◆ **WHAT IS EXPECTED**: Recast the records below as a Markdown table with the columns Row and Line, numbering each line in order and leaving out any blank lines.
--*--
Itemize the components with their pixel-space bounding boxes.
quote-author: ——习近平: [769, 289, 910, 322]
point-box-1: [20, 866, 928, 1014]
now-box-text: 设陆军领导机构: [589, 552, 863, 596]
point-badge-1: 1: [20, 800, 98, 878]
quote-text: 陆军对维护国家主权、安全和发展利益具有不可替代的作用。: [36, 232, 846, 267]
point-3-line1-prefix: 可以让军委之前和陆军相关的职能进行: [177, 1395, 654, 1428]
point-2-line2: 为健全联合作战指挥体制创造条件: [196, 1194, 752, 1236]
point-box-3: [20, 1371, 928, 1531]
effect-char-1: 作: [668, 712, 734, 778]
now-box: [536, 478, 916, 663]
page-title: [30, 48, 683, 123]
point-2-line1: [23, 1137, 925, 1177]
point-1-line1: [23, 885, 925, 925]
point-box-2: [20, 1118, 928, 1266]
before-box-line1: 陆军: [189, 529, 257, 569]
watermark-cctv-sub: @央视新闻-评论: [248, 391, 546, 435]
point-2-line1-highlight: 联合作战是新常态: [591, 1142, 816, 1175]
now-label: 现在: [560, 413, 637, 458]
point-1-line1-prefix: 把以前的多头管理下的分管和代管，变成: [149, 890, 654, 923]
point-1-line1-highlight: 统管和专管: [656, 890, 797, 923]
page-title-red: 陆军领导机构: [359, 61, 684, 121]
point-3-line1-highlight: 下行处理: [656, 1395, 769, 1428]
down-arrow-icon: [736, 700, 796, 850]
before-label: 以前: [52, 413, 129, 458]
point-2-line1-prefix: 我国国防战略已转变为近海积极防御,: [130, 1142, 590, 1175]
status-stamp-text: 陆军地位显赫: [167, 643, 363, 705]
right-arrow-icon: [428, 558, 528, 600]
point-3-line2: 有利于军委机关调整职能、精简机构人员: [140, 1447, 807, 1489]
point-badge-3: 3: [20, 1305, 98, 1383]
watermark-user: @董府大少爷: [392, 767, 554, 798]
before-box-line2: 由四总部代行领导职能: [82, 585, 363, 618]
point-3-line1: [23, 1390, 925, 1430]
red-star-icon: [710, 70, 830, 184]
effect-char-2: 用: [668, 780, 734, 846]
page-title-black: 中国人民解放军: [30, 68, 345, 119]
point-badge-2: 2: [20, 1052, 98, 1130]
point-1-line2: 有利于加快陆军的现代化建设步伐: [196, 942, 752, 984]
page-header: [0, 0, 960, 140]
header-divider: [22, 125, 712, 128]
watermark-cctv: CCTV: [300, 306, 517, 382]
--*--
◆ **TASK SOLUTION**:
| Row | Line |
|---|---|
| 1 | Itemize the components with their pixel-space bounding boxes. |
| 2 | quote-author: ——习近平: [769, 289, 910, 322] |
| 3 | point-box-1: [20, 866, 928, 1014] |
| 4 | now-box-text: 设陆军领导机构: [589, 552, 863, 596] |
| 5 | point-badge-1: 1: [20, 800, 98, 878] |
| 6 | quote-text: 陆军对维护国家主权、安全和发展利益具有不可替代的作用。: [36, 232, 846, 267] |
| 7 | point-3-line1-prefix: 可以让军委之前和陆军相关的职能进行: [177, 1395, 654, 1428] |
| 8 | point-2-line2: 为健全联合作战指挥体制创造条件: [196, 1194, 752, 1236] |
| 9 | point-box-3: [20, 1371, 928, 1531] |
| 10 | effect-char-1: 作: [668, 712, 734, 778] |
| 11 | now-box: [536, 478, 916, 663] |
| 12 | page-title: [30, 48, 683, 123] |
| 13 | point-2-line1: [23, 1137, 925, 1177] |
| 14 | point-1-line1: [23, 885, 925, 925] |
| 15 | point-box-2: [20, 1118, 928, 1266] |
| 16 | before-box-line1: 陆军: [189, 529, 257, 569] |
| 17 | watermark-cctv-sub: @央视新闻-评论: [248, 391, 546, 435] |
| 18 | point-2-line1-highlight: 联合作战是新常态: [591, 1142, 816, 1175] |
| 19 | now-label: 现在: [560, 413, 637, 458] |
| 20 | point-1-line1-prefix: 把以前的多头管理下的分管和代管，变成: [149, 890, 654, 923] |
| 21 | point-1-line1-highlight: 统管和专管: [656, 890, 797, 923] |
| 22 | page-title-red: 陆军领导机构: [359, 61, 684, 121] |
| 23 | point-3-line1-highlight: 下行处理: [656, 1395, 769, 1428] |
| 24 | down-arrow-icon: [736, 700, 796, 850] |
| 25 | before-label: 以前: [52, 413, 129, 458] |
| 26 | point-2-line1-prefix: 我国国防战略已转变为近海积极防御,: [130, 1142, 590, 1175] |
| 27 | status-stamp-text: 陆军地位显赫: [167, 643, 363, 705] |
| 28 | right-arrow-icon: [428, 558, 528, 600] |
| 29 | point-3-line2: 有利于军委机关调整职能、精简机构人员: [140, 1447, 807, 1489] |
| 30 | point-badge-3: 3: [20, 1305, 98, 1383] |
| 31 | watermark-user: @董府大少爷: [392, 767, 554, 798] |
| 32 | before-box-line2: 由四总部代行领导职能: [82, 585, 363, 618] |
| 33 | point-3-line1: [23, 1390, 925, 1430] |
| 34 | red-star-icon: [710, 70, 830, 184] |
| 35 | effect-char-2: 用: [668, 780, 734, 846] |
| 36 | page-title-black: 中国人民解放军: [30, 68, 345, 119] |
| 37 | point-badge-2: 2: [20, 1052, 98, 1130] |
| 38 | point-1-line2: 有利于加快陆军的现代化建设步伐: [196, 942, 752, 984] |
| 39 | page-header: [0, 0, 960, 140] |
| 40 | header-divider: [22, 125, 712, 128] |
| 41 | watermark-cctv: CCTV: [300, 306, 517, 382] |